* [Input]
---*---
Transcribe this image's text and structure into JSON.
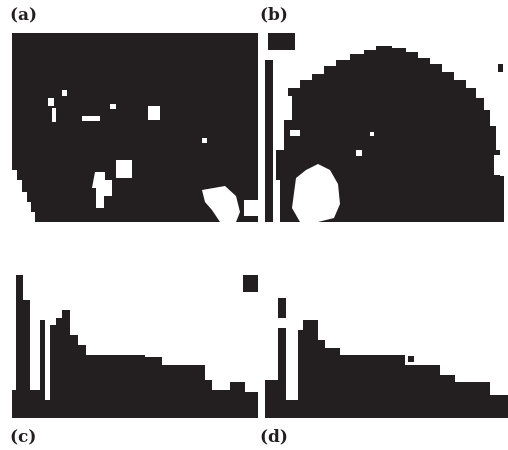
{
  "panels": [
    {
      "label": "(a)"
    },
    {
      "label": "(b)"
    },
    {
      "label": "(c)"
    },
    {
      "label": "(d)"
    }
  ]
}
---*---
* [What to work on]
Could you reproduce every record above exactly, leaving out the pictures?

* [Task answer]
Transcribe this image's text and structure into JSON.
{
  "panels": [
    {
      "label": "(a)"
    },
    {
      "label": "(b)"
    },
    {
      "label": "(c)"
    },
    {
      "label": "(d)"
    }
  ]
}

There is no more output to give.